___ Data provided ___

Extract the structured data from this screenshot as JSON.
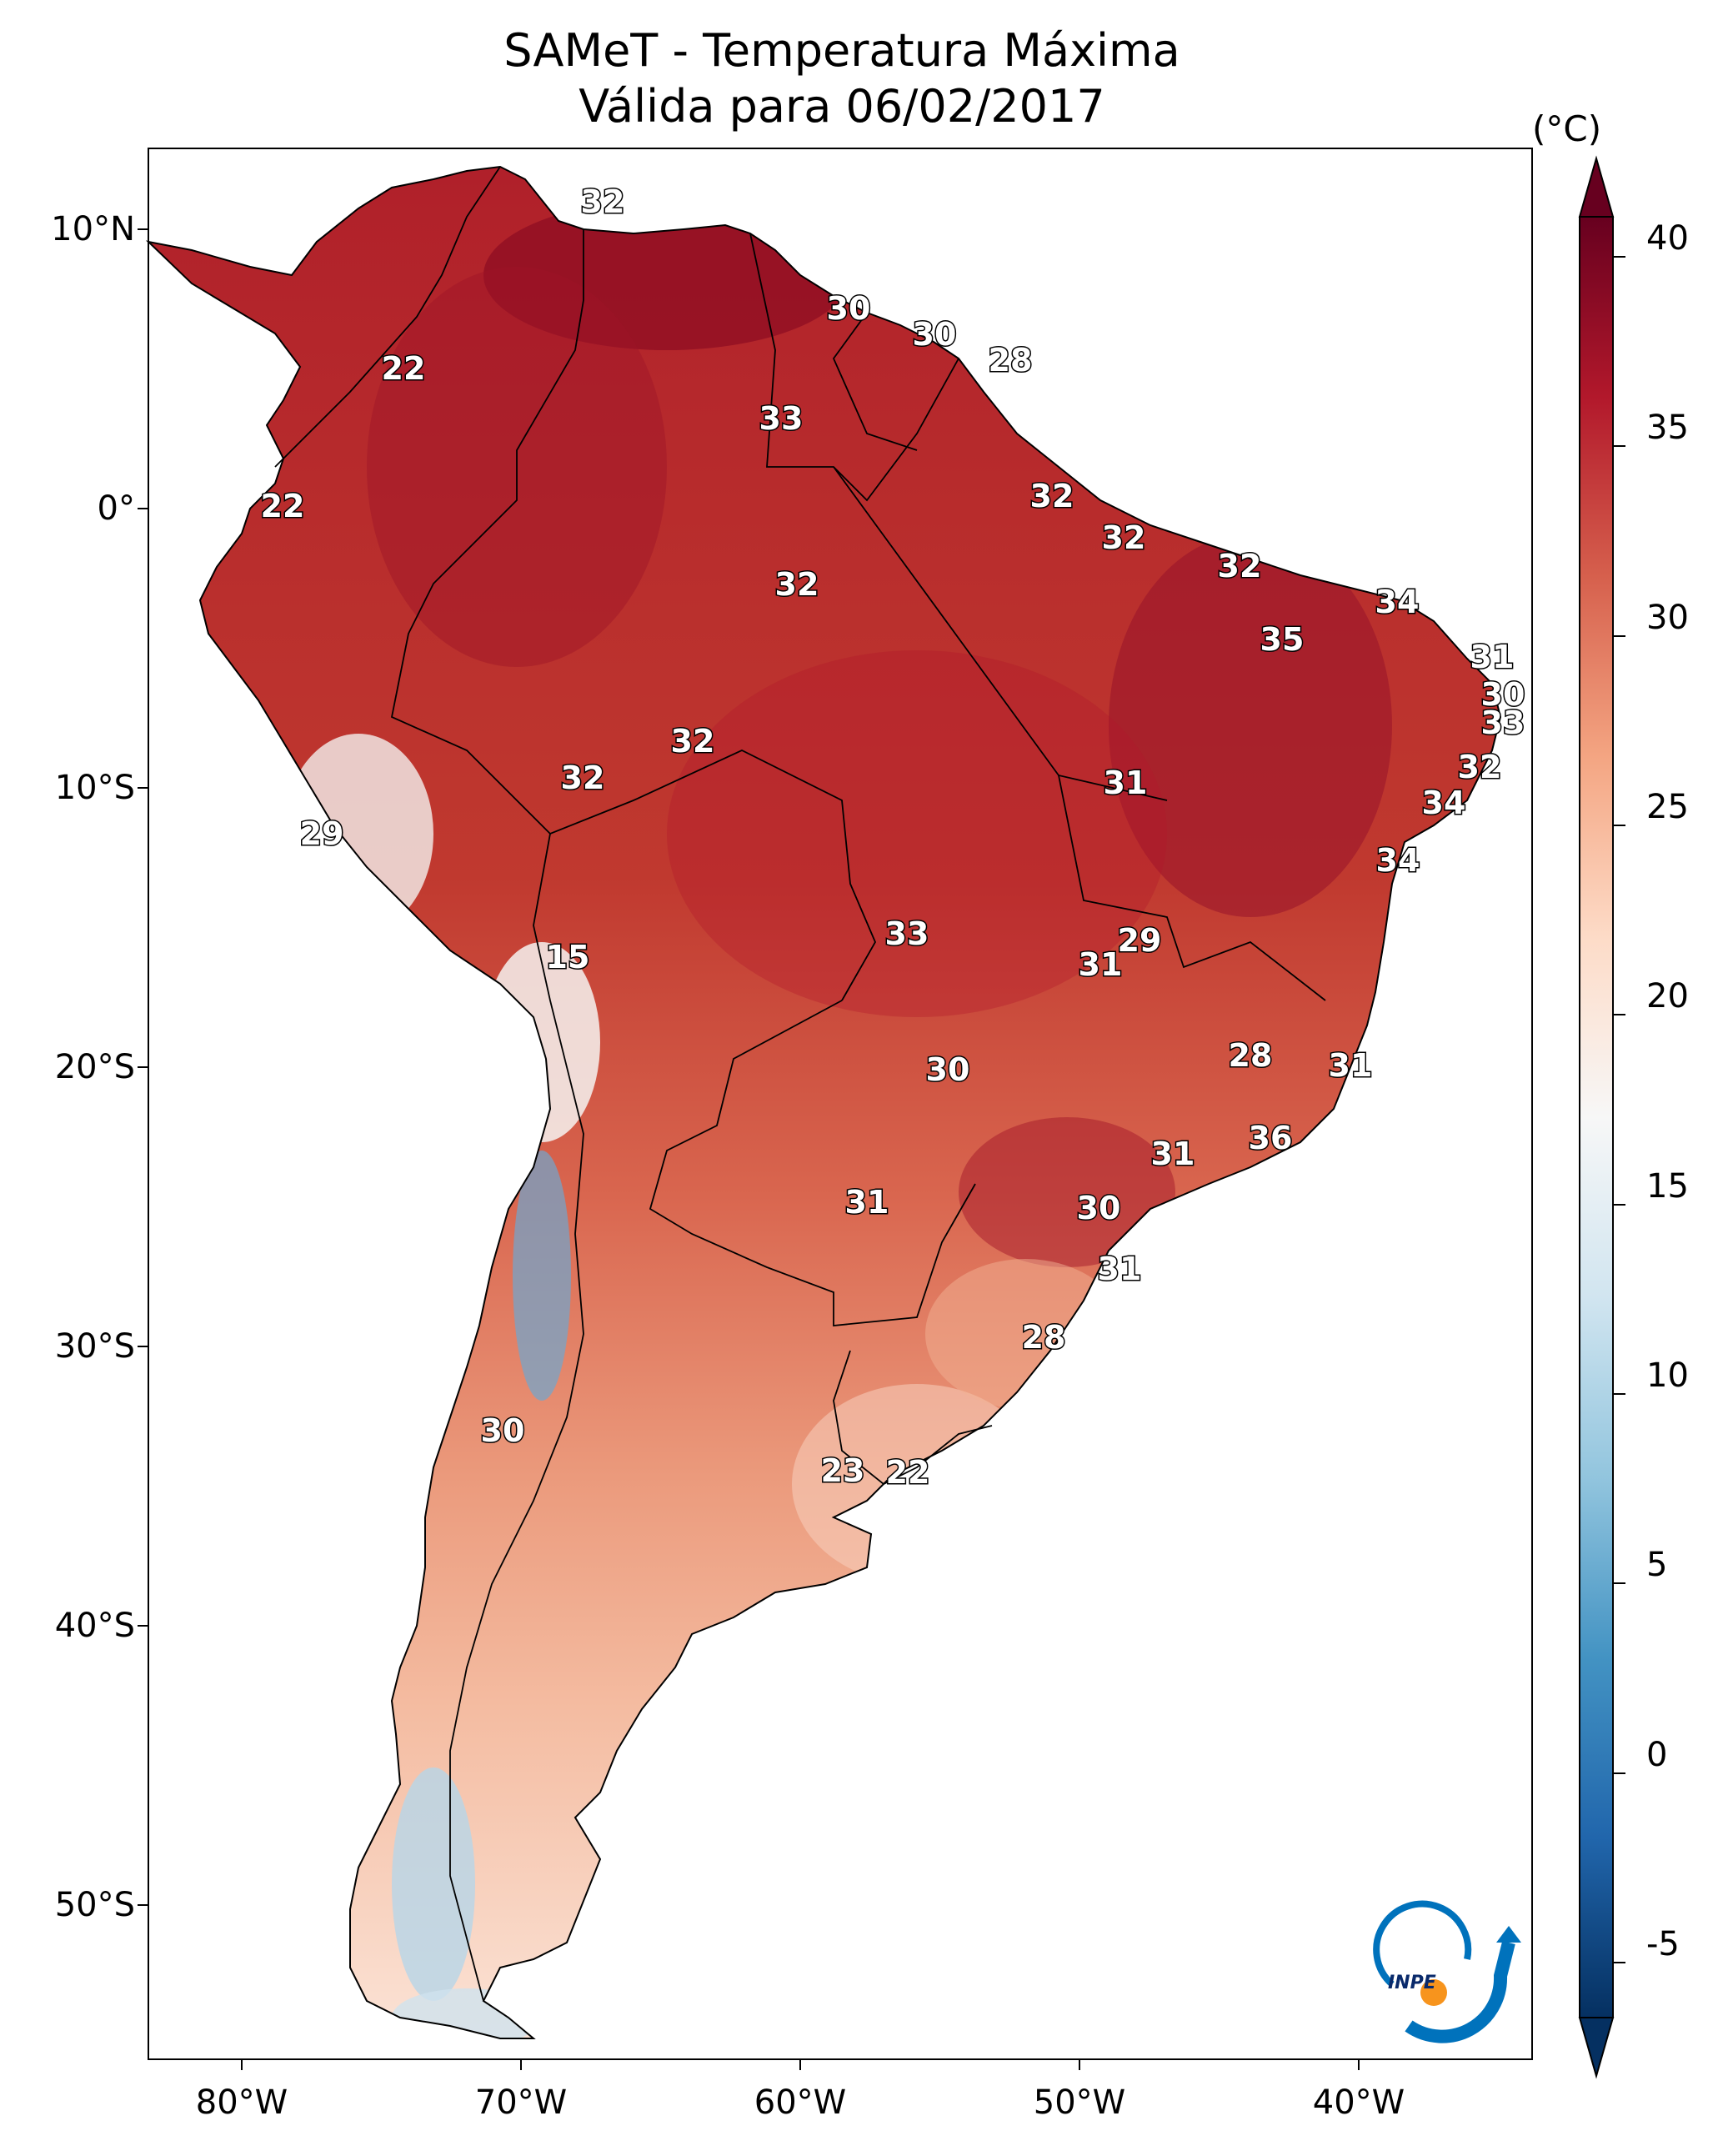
{
  "title_line1": "SAMeT - Temperatura Máxima",
  "title_line2": "Válida para 06/02/2017",
  "lat_labels": [
    "10°N",
    "0°",
    "10°S",
    "20°S",
    "30°S",
    "40°S",
    "50°S"
  ],
  "lon_labels": [
    "80°W",
    "70°W",
    "60°W",
    "50°W",
    "40°W"
  ],
  "colorbar": {
    "unit": "(°C)",
    "min": -7.5,
    "max": 40,
    "ticks": [
      "40",
      "35",
      "30",
      "25",
      "20",
      "15",
      "10",
      "5",
      "0",
      "-5"
    ],
    "colors": [
      "#053061",
      "#2166ac",
      "#4393c3",
      "#92c5de",
      "#d1e5f0",
      "#f7f7f7",
      "#fddbc7",
      "#f4a582",
      "#d6604d",
      "#b2182b",
      "#67001f"
    ]
  },
  "station_labels": [
    "32",
    "30",
    "30",
    "28",
    "22",
    "33",
    "22",
    "32",
    "32",
    "32",
    "32",
    "34",
    "35",
    "31",
    "30",
    "33",
    "32",
    "32",
    "32",
    "29",
    "31",
    "34",
    "34",
    "15",
    "33",
    "29",
    "31",
    "30",
    "28",
    "31",
    "36",
    "31",
    "31",
    "30",
    "31",
    "28",
    "30",
    "23",
    "22"
  ],
  "logo": {
    "text": "INPE",
    "ring_color": "#0072bc",
    "dot_color": "#f7941d"
  }
}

___

_To be done_. Exclude the images and reproduce the remaining data exactly.

_Task solution_.
Extract the structured data from this screenshot as JSON.
{
  "title_line1": "SAMeT - Temperatura Máxima",
  "title_line2": "Válida para 06/02/2017",
  "lat_labels": [
    "10°N",
    "0°",
    "10°S",
    "20°S",
    "30°S",
    "40°S",
    "50°S"
  ],
  "lon_labels": [
    "80°W",
    "70°W",
    "60°W",
    "50°W",
    "40°W"
  ],
  "colorbar": {
    "unit": "(°C)",
    "min": -7.5,
    "max": 40,
    "ticks": [
      "40",
      "35",
      "30",
      "25",
      "20",
      "15",
      "10",
      "5",
      "0",
      "-5"
    ],
    "colors": [
      "#053061",
      "#2166ac",
      "#4393c3",
      "#92c5de",
      "#d1e5f0",
      "#f7f7f7",
      "#fddbc7",
      "#f4a582",
      "#d6604d",
      "#b2182b",
      "#67001f"
    ]
  },
  "station_labels": [
    "32",
    "30",
    "30",
    "28",
    "22",
    "33",
    "22",
    "32",
    "32",
    "32",
    "32",
    "34",
    "35",
    "31",
    "30",
    "33",
    "32",
    "32",
    "32",
    "29",
    "31",
    "34",
    "34",
    "15",
    "33",
    "29",
    "31",
    "30",
    "28",
    "31",
    "36",
    "31",
    "31",
    "30",
    "31",
    "28",
    "30",
    "23",
    "22"
  ],
  "logo": {
    "text": "INPE",
    "ring_color": "#0072bc",
    "dot_color": "#f7941d"
  }
}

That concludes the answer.